> [WRITTEN TASK]:
Go through the entries and count the lines with the string "Asserted" in them. Give only that number.

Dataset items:
=======

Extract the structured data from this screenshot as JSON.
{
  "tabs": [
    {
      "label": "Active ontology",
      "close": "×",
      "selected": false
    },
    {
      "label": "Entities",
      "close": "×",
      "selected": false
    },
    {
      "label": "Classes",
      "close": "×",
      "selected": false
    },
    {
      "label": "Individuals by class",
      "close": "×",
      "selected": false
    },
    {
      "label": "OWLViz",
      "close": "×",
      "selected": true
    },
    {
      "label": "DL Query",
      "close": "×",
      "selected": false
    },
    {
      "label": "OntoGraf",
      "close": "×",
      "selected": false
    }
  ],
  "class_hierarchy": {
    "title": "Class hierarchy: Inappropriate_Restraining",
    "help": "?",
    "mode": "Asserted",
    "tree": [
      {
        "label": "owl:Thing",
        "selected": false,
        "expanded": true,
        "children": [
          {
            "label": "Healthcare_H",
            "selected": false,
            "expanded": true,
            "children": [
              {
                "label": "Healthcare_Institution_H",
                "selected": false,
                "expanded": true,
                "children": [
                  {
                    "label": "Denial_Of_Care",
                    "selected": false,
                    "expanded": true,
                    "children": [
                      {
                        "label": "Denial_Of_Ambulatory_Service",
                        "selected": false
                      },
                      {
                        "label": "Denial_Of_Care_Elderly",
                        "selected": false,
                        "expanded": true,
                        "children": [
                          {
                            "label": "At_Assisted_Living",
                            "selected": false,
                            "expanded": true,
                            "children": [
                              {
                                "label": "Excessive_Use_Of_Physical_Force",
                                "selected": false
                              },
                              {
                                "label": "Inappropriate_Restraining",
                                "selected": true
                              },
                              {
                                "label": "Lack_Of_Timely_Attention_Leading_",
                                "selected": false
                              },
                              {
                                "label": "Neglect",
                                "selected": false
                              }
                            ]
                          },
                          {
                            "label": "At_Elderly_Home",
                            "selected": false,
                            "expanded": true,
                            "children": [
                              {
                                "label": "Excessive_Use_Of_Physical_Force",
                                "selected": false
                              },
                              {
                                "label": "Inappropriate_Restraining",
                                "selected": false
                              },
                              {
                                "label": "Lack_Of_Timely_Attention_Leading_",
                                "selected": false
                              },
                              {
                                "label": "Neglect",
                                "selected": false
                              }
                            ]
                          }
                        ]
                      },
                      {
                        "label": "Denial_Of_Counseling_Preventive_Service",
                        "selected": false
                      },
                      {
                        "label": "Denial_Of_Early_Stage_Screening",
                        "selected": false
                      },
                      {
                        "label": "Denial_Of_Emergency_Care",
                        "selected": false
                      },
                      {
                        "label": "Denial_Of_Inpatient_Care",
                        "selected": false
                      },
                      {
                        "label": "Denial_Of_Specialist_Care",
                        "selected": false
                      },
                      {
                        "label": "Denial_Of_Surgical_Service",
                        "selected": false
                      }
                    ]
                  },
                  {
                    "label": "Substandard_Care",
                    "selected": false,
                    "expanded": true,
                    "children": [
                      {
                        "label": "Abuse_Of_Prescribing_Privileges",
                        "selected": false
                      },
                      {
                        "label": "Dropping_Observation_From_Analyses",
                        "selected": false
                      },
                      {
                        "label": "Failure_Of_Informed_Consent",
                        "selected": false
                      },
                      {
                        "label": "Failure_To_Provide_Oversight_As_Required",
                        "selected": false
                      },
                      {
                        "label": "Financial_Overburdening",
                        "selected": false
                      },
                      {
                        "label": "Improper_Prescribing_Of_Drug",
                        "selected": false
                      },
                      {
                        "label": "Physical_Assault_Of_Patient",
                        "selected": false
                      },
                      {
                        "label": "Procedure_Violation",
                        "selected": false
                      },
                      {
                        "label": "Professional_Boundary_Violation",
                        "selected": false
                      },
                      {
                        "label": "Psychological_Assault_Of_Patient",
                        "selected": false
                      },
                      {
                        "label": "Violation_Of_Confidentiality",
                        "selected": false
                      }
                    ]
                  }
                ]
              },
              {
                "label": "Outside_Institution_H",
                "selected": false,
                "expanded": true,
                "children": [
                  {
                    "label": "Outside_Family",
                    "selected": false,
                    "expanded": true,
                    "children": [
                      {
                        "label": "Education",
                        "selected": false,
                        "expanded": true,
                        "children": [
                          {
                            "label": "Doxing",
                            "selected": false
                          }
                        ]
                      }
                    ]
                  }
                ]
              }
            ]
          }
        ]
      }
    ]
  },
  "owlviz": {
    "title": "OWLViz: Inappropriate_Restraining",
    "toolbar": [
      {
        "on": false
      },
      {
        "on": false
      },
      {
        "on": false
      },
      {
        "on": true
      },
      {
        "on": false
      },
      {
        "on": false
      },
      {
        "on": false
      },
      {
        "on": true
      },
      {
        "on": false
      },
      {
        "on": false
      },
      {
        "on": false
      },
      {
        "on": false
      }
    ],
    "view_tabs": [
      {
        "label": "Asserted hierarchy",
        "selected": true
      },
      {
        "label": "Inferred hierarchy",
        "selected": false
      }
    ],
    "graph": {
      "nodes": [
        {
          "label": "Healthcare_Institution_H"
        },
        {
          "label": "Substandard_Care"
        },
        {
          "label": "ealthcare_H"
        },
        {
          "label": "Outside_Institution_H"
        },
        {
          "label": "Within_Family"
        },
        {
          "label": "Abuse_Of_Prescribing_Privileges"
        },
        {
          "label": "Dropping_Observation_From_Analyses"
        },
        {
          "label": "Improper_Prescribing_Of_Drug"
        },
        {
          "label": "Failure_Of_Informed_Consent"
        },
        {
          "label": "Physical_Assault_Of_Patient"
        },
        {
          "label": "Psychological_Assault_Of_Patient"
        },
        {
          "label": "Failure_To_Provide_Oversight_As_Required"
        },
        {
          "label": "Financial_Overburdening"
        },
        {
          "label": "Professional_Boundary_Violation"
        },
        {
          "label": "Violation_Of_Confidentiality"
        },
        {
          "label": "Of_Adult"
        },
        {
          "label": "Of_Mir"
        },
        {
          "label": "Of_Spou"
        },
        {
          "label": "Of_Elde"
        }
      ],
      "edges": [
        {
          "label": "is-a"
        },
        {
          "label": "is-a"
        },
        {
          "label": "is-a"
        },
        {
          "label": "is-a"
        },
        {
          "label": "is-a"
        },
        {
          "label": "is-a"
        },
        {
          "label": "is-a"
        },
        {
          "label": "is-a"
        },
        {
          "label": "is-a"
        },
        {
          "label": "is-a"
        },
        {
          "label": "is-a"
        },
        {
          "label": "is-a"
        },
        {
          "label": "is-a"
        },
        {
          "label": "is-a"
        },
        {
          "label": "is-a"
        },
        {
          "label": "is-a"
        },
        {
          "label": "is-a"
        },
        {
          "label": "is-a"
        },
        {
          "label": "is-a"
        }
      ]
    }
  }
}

=======

> [ANSWER TO THE EXERCISE]:
2